## Given passage
^^^^^^^^

Mazda Altima-izes the Six

About.com Rating 4.5 Star Rating


2009 Mazda6i Sport left-front view

2009 Mazda 6i Sport

Photo © Aaron Gold

What do the Guide Rating stars mean?

The Mazda6 has always been the automotive equivalent of a hole-in-the-wall restaurant: Small and cramped, lousy location, but the food is out of this freakin' world. Now, imagine that the guy who owns the place has decided to improve. He's built an addition, painted the walls, hired a couple more waitresses -- younger, prettier, and not so surly -- and cleaned the place up a bit. That what Mazda has done with the 2009 Mazda6. The ambiance is better, but is the food still any good? Read on. Price range $19,220 - $33,903, EPA fuel economy estimates 17-21 city, 25-30 highway.

First Glance: Super size me!

Larger photos: 6i Sport front -- 6s Grand Touring front -- rear

The Mazda6 has always been popular among people who love to drive, but it fell down on many of the aspects most important to mid-size buyers: Back seat room, trunk space, engine power, and (by Mazda's own rather candid admission) build quality. Normally, having a niche product is a good thing -- but with almost 3 million Americans buying mid-size sedans in 2007, and only a small fraction of them taking home a Mazda6, Mazda decided it was time to get a bigger slice of the pie chart.

^^^^^^^^

Element box lines:
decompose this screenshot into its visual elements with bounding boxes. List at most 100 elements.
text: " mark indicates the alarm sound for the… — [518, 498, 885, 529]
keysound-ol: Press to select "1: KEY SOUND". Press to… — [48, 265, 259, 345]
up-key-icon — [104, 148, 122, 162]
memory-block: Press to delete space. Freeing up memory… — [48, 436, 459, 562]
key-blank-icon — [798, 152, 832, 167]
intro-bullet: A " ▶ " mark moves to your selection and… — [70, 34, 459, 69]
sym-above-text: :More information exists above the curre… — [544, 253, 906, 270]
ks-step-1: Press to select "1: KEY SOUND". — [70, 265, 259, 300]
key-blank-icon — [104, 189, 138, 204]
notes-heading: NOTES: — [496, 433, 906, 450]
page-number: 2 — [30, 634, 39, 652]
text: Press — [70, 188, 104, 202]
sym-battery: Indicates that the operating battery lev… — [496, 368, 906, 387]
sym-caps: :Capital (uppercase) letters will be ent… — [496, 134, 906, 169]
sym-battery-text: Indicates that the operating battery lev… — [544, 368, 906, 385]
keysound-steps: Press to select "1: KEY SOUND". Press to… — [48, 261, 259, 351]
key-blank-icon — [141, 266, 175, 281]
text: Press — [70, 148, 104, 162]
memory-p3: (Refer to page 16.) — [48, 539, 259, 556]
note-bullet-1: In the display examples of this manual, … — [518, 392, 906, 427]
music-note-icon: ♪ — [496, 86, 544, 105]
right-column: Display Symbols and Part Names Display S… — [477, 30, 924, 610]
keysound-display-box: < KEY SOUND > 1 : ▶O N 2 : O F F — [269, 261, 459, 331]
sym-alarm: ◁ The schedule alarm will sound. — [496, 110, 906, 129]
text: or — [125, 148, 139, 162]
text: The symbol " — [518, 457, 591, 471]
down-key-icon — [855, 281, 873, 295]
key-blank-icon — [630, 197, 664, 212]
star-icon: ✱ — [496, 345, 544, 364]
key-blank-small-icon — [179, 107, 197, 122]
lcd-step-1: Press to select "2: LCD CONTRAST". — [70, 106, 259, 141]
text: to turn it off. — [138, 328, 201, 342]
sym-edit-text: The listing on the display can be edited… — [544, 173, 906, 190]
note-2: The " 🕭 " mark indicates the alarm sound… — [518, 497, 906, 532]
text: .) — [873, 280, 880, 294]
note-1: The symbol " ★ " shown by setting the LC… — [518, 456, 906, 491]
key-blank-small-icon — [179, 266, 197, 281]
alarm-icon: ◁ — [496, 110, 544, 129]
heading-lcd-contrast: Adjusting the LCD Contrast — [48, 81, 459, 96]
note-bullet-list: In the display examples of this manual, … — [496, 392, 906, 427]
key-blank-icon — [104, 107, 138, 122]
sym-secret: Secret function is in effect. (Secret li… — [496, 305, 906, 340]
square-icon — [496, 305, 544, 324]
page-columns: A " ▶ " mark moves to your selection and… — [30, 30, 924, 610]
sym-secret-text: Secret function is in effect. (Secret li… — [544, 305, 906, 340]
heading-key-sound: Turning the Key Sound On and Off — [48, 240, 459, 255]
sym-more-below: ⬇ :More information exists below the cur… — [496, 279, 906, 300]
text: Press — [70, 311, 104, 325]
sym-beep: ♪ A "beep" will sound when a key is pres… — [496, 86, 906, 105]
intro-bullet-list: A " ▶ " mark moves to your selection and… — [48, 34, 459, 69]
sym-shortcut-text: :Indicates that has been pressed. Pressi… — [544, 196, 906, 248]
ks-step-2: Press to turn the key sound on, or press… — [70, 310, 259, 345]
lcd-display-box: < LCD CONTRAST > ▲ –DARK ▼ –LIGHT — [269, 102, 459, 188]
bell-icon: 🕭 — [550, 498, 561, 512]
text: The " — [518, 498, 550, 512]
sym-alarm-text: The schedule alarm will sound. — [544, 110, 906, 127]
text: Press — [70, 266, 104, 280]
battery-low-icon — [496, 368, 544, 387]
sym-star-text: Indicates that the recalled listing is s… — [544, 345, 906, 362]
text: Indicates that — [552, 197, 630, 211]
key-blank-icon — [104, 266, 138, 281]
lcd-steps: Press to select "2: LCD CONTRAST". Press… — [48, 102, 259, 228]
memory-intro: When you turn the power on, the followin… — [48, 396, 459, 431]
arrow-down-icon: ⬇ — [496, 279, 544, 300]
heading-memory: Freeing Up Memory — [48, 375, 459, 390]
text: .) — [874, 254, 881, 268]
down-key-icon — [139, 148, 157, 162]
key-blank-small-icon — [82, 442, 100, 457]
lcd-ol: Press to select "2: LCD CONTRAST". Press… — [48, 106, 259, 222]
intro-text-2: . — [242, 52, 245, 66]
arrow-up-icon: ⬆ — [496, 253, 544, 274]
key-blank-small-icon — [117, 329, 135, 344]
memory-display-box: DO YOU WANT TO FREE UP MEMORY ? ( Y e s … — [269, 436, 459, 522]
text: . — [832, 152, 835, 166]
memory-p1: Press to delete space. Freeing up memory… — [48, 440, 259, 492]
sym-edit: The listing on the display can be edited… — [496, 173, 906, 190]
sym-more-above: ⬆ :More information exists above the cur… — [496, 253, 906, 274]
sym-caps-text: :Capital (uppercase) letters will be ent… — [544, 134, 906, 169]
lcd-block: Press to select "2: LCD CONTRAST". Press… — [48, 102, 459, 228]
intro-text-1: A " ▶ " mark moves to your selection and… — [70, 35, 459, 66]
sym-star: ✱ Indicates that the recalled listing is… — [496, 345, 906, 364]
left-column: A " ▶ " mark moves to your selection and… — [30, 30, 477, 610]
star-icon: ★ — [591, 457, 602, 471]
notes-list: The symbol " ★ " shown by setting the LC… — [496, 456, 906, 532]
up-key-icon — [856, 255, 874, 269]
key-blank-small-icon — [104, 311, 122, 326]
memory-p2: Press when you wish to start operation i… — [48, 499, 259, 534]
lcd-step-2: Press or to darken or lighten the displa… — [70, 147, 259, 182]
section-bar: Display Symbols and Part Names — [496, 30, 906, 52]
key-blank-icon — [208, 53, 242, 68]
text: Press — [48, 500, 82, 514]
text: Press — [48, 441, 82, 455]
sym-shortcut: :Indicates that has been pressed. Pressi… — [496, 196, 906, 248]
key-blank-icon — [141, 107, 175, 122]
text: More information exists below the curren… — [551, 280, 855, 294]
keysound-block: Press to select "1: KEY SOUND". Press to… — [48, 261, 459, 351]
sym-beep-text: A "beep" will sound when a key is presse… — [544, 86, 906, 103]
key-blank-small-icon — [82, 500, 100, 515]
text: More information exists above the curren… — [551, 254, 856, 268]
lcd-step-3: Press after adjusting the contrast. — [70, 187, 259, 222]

^^^^^^^^

## Set of tasks
1 - According to the Mazda6 review, about how many Americans bought mid-size sedans in 2007?
2 - Please print the stretch of the Mazda6 review from "What do the" through "city, 25-30 highway.".
3 - Write the next part of the Mazda6 review, picking up after its last sentence.
You won't need these lines.

## Task-by-task results
1 - Almost 3 million.

2 -
What do the Guide Rating stars mean?

The Mazda6 has always been the automotive equivalent of a hole-in-the-wall restaurant: Small and cramped, lousy location, but the food is out of this freakin' world. Now, imagine that the guy who owns the place has decided to improve. He's built an addition, painted the walls, hired a couple more waitresses -- younger, prettier, and not so surly -- and cleaned the place up a bit. That what Mazda has done with the 2009 Mazda6. The ambiance is better, but is the food still any good? Read on. Price range $19,220 - $33,903, EPA fuel economy estimates 17-21 city, 25-30 highway.

3 -
Mazda's formula was simple: Copy Nissan. Back in 2001, the Nissan Altima was a smallish four-cylinder sedan sized somewhere between a compact and a Camry. In 2002, Nissan introduced a bigger Altima, exclusive to the North American market, with options including a muscle-car V6 engine. Sales exploded, and the invincible duo (Toyota Camry and Honda Accord) became the invincible trio.

The 2009 Mazda6 follows the same pattern. While the previous Six was the same as the car sold in Europe, the new Six is exclusive to the US, Canada and Mexico. Everything is bigger -- length, width, cabin and trunk volume, engine sizes, even the car's commitment to safety. The new Six casts a shadow larger than the Camry and Altima and just a shade smaller than the Accord. Viewed from the front (link goes to photo), there's a distinct family resemblance to Mazda's RX-8 sports car, while the teardrop-like profile reminds me of Nissan's Maxima (as well as Mazda's MX-6 from the 90s -- anyone remember that one? Man, what a beautiful car.)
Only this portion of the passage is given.